**Raw records**
--- Begin ---
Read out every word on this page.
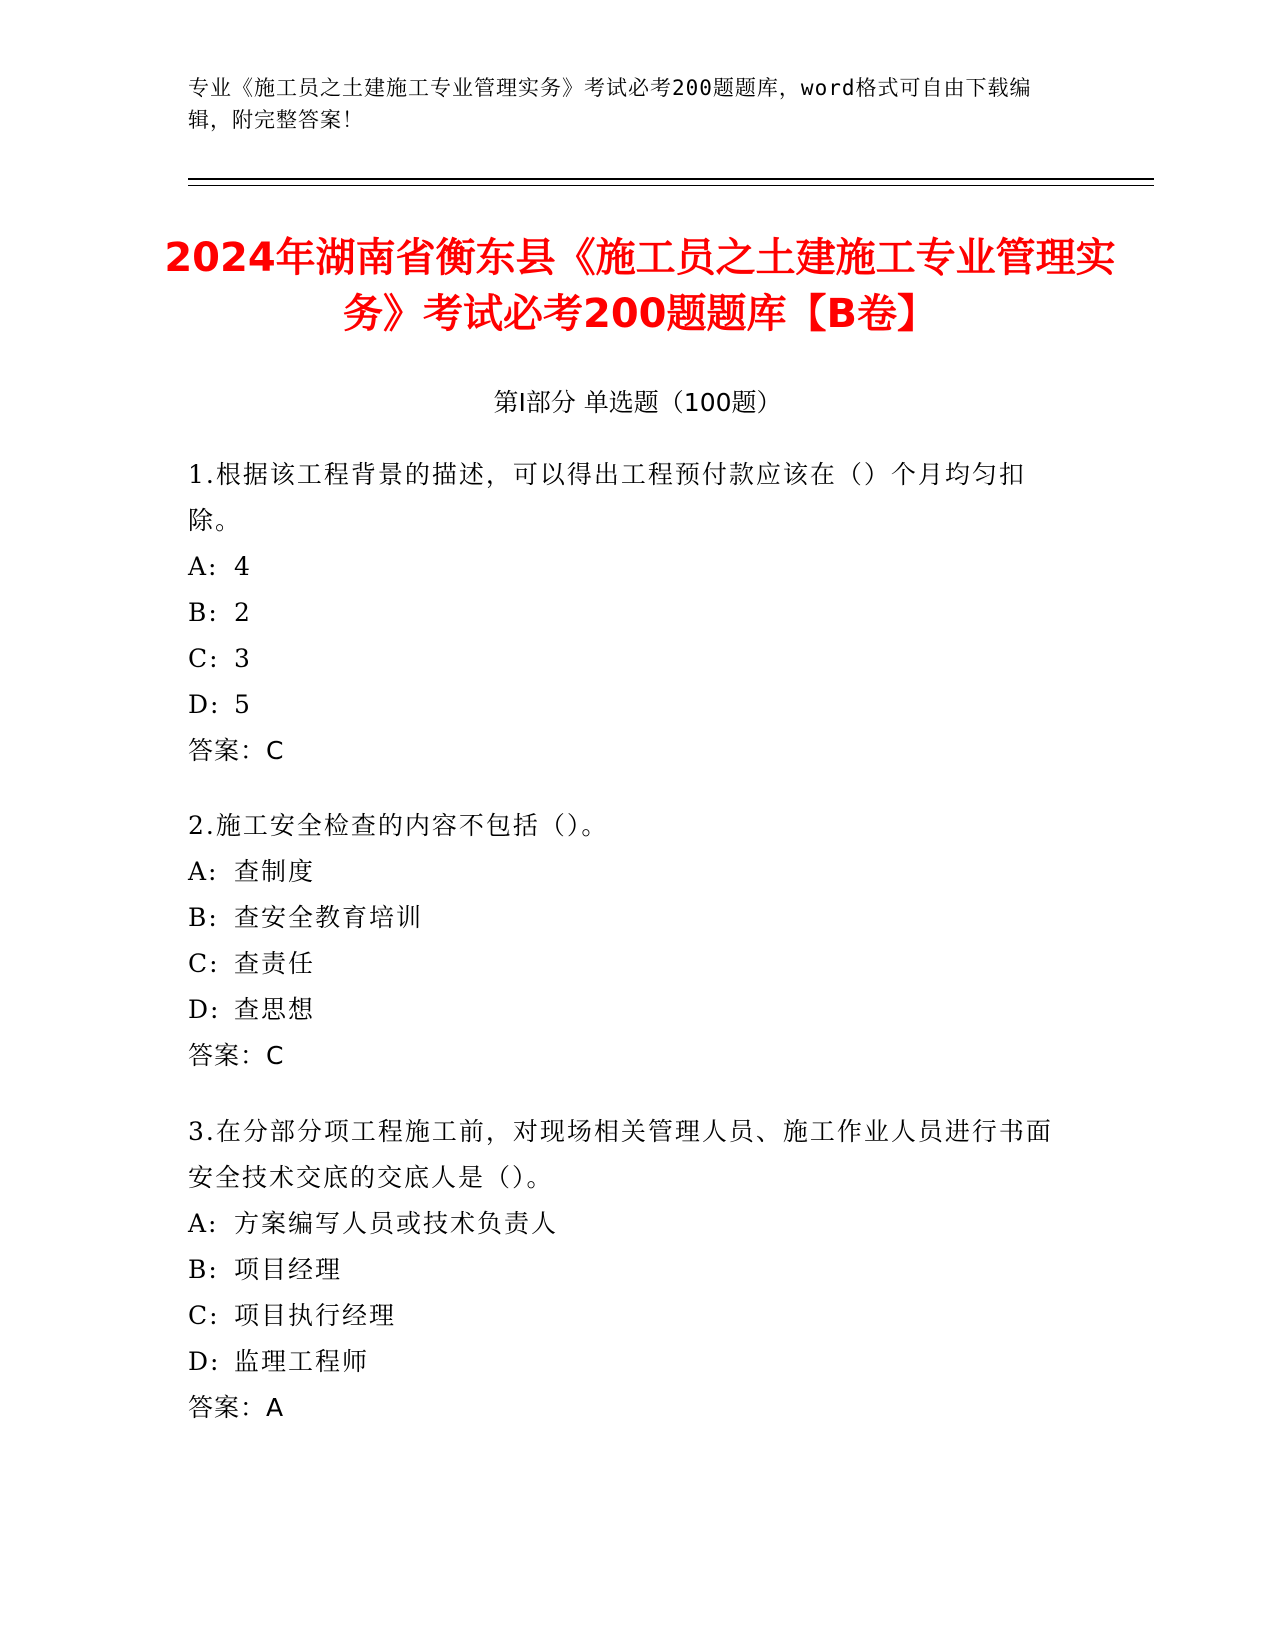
专业《施工员之土建施工专业管理实务》考试必考200题题库，word格式可自由下载编辑，附完整答案！
2024年湖南省衡东县《施工员之土建施工专业管理实务》考试必考200题题库【B卷】
第I部分 单选题（100题）
1.根据该工程背景的描述，可以得出工程预付款应该在（）个月均匀扣除。
A: 4
B: 2
C: 3
D: 5
答案：C
2.施工安全检查的内容不包括（）。
A: 查制度
B: 查安全教育培训
C: 查责任
D: 查思想
答案：C
3.在分部分项工程施工前，对现场相关管理人员、施工作业人员进行书面安全技术交底的交底人是（）。
A: 方案编写人员或技术负责人
B: 项目经理
C: 项目执行经理
D: 监理工程师
答案：A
--- End ---
**What you are asked to do**
Transcribe each entry above exactly, apart from the pictures.

**Result of the exercise**
Read out every word on this page.
专业《施工员之土建施工专业管理实务》考试必考200题题库，word格式可自由下载编辑，附完整答案！
2024年湖南省衡东县《施工员之土建施工专业管理实务》考试必考200题题库【B卷】
第I部分 单选题（100题）
1.根据该工程背景的描述，可以得出工程预付款应该在（）个月均匀扣除。
A: 4
B: 2
C: 3
D: 5
答案：C
2.施工安全检查的内容不包括（）。
A: 查制度
B: 查安全教育培训
C: 查责任
D: 查思想
答案：C
3.在分部分项工程施工前，对现场相关管理人员、施工作业人员进行书面安全技术交底的交底人是（）。
A: 方案编写人员或技术负责人
B: 项目经理
C: 项目执行经理
D: 监理工程师
答案：A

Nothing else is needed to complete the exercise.